■ Exercise task:
Please work out how many lines in the material contain "Views" and give only that figure.
···
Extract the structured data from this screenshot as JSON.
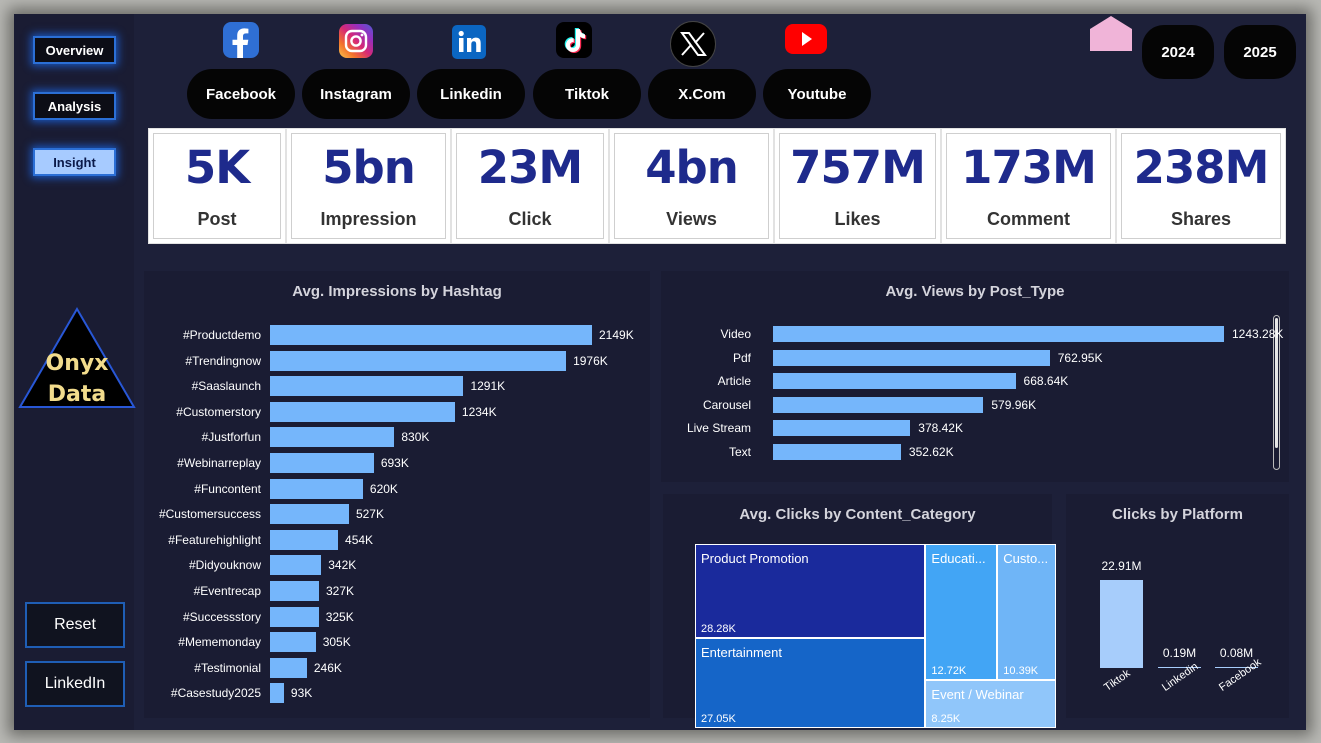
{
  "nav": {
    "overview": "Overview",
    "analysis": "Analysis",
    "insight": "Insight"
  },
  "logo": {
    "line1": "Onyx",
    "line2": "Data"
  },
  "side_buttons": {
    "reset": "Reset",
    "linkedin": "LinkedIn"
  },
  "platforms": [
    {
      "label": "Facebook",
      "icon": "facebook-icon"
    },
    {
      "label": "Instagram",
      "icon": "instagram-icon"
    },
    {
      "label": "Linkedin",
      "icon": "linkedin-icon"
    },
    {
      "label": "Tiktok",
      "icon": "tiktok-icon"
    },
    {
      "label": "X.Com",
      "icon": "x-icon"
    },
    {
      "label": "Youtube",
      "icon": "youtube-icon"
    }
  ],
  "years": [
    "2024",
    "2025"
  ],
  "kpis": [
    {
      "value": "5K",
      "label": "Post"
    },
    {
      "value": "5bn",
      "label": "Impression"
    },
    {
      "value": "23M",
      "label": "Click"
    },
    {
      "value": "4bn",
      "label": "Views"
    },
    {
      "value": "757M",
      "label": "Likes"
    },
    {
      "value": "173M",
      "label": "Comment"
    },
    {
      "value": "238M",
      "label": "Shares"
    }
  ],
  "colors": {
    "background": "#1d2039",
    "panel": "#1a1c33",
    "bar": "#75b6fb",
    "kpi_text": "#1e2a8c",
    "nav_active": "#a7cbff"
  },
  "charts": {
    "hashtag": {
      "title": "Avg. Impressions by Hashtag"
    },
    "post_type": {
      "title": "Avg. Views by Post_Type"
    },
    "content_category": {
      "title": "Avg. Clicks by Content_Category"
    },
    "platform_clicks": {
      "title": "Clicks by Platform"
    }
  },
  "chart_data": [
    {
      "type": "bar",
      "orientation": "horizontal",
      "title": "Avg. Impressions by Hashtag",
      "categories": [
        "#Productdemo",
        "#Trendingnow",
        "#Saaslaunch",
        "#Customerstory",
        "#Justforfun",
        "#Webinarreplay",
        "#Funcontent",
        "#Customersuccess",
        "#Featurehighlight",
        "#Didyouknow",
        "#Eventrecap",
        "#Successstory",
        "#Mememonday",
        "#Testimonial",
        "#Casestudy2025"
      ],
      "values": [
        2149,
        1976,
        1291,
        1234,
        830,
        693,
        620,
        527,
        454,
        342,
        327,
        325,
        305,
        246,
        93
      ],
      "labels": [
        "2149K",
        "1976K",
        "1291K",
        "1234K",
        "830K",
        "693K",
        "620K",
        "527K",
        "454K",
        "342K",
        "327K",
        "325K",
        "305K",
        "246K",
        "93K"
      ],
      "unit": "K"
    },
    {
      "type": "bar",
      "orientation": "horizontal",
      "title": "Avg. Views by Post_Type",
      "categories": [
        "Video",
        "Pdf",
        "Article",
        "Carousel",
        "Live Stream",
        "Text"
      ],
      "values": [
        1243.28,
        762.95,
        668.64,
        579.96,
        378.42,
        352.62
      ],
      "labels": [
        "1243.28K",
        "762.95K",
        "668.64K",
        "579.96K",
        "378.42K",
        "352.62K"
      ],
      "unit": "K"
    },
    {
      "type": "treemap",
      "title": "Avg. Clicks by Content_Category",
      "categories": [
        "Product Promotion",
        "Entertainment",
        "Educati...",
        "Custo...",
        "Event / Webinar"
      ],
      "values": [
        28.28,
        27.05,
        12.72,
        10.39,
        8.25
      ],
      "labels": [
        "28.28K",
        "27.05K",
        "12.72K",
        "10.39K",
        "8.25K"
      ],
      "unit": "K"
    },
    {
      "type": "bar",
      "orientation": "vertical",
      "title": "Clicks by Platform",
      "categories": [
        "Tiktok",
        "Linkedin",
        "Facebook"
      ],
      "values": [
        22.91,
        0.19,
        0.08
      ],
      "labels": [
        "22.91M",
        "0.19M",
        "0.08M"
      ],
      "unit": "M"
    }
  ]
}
···
■ Worked solution:
3